- **TO DO**: Copy out all the lines where "screenshot" shows up.
·····
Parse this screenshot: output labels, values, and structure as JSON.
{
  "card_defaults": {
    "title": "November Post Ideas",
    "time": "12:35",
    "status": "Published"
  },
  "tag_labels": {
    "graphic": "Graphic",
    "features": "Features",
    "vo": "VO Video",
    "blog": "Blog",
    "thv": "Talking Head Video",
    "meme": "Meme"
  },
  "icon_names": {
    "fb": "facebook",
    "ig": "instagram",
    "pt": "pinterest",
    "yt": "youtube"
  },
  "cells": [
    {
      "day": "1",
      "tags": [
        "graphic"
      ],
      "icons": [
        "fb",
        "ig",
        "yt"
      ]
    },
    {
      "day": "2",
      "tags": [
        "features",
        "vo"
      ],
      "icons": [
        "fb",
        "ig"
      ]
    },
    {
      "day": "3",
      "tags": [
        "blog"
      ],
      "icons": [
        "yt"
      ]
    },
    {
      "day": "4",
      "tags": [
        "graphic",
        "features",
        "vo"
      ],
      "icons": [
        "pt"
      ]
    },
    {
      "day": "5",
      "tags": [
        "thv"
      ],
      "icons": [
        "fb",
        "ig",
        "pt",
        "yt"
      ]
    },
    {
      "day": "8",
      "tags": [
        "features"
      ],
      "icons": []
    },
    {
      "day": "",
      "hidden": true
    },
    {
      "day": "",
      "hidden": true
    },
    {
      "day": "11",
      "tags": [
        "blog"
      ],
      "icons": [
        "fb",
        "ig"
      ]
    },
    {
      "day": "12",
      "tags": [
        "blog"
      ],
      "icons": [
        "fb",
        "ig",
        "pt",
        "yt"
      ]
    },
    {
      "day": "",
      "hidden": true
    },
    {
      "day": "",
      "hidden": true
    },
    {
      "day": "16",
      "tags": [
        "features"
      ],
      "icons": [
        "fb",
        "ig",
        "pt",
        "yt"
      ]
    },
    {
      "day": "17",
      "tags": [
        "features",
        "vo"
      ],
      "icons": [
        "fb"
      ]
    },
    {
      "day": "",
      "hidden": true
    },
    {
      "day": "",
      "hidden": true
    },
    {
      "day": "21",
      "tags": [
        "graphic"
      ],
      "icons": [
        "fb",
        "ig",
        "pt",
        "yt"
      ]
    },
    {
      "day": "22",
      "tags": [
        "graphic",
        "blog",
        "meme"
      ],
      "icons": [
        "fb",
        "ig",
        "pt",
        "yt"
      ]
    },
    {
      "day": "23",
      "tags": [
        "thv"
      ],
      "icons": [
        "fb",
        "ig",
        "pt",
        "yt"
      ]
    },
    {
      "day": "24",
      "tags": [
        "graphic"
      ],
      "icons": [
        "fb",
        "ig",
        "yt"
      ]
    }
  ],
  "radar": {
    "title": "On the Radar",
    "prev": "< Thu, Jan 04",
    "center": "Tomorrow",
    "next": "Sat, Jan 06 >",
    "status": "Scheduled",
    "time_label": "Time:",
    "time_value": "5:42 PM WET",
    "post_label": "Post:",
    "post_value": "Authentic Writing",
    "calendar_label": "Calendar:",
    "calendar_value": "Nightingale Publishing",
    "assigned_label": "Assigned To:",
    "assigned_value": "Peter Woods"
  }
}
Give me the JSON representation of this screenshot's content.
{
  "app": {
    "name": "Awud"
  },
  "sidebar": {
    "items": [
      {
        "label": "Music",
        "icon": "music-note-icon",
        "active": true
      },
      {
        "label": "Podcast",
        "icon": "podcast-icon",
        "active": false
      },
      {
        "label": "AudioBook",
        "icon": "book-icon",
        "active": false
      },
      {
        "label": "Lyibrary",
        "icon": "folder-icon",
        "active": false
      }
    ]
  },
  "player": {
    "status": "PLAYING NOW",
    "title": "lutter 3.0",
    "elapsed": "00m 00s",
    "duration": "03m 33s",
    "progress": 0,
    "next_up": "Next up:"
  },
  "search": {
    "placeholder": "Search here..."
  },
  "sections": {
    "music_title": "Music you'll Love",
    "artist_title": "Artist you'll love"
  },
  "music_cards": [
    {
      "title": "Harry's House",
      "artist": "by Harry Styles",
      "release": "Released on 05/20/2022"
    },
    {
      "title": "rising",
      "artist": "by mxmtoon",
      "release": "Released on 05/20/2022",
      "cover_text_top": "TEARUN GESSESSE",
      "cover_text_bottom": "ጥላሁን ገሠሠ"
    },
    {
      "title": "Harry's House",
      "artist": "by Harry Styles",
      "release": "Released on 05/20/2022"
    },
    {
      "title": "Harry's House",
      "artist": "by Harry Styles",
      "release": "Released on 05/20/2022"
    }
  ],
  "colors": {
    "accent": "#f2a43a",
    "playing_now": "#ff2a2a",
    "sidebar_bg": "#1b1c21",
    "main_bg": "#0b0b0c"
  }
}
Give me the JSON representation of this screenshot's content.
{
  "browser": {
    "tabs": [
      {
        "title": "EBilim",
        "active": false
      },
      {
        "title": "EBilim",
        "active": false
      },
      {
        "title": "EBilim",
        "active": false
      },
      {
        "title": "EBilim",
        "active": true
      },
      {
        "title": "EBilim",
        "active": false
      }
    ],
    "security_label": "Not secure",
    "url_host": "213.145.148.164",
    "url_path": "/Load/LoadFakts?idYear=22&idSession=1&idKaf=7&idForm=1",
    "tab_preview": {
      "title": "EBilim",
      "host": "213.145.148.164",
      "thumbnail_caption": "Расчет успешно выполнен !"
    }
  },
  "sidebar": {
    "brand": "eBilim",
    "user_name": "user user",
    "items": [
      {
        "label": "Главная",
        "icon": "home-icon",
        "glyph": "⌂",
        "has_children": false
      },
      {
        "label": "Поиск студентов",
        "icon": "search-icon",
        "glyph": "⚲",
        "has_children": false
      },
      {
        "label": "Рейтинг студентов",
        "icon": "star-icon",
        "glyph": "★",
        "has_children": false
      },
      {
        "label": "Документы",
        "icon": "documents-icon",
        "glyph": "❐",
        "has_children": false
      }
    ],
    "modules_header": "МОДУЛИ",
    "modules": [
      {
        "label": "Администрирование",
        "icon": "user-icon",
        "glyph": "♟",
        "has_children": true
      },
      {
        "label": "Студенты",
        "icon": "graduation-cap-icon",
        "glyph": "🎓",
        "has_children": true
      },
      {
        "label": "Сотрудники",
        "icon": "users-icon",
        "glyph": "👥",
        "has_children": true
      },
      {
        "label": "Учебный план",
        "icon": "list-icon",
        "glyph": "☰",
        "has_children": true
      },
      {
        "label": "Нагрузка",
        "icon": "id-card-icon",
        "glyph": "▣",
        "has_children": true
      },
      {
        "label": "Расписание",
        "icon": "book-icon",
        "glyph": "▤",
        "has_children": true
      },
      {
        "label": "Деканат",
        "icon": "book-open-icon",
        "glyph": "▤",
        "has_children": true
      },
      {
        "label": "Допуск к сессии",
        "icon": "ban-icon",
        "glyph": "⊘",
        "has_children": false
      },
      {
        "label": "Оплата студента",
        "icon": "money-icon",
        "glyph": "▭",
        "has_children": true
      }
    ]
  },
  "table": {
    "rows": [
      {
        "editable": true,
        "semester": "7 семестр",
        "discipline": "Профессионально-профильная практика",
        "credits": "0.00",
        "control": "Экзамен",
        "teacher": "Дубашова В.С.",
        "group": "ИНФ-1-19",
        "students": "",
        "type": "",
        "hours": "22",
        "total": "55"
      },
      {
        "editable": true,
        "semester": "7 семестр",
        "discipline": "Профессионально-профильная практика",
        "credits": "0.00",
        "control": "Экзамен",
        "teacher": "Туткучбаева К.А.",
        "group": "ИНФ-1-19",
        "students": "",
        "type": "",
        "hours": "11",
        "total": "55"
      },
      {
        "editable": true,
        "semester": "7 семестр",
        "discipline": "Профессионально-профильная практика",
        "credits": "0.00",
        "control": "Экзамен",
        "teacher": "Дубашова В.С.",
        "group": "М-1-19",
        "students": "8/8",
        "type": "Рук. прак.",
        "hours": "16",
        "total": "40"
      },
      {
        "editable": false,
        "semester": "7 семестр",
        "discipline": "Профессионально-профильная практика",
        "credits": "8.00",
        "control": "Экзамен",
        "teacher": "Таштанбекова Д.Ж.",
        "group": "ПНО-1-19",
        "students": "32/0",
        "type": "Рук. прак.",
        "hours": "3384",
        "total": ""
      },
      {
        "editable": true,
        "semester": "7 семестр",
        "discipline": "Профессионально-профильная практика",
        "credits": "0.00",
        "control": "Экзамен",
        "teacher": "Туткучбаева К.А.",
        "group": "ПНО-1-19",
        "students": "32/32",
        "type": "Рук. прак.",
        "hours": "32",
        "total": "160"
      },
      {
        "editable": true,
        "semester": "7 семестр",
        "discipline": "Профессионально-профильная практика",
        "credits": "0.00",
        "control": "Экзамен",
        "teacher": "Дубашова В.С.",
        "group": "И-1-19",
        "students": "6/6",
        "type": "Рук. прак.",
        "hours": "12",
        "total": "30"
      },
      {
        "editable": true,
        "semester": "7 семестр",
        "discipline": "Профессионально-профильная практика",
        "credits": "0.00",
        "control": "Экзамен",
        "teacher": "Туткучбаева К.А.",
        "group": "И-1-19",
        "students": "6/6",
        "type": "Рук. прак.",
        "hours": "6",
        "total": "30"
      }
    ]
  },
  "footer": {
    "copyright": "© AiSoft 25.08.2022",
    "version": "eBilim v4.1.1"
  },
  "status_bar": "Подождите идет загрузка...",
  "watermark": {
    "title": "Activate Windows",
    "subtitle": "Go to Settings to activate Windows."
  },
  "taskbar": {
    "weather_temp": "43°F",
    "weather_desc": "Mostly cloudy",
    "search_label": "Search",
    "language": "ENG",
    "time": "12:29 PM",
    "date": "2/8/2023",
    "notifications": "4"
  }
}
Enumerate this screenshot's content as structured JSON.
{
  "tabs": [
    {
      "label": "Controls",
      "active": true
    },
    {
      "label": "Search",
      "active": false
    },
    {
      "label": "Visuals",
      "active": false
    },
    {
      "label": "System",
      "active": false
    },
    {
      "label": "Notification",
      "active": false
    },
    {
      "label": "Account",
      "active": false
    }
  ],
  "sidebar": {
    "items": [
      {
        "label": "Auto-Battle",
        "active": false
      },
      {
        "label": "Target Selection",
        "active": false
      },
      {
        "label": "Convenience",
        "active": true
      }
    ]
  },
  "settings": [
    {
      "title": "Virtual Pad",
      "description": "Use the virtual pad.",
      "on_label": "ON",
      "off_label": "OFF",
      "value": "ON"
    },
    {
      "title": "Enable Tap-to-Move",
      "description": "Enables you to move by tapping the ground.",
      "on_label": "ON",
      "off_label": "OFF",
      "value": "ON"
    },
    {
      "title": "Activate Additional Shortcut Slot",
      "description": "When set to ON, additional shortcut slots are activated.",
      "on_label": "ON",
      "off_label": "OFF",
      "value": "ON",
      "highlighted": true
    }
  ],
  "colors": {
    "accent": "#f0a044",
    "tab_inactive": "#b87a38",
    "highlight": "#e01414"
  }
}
·····
- **REPLY TO THE EXERCISE**:
Parse this screenshot: output labels, values, and structure as JSON.
Give me the JSON representation of this screenshot's content.
Give me the JSON representation of this screenshot's content.
Enumerate this screenshot's content as structured JSON.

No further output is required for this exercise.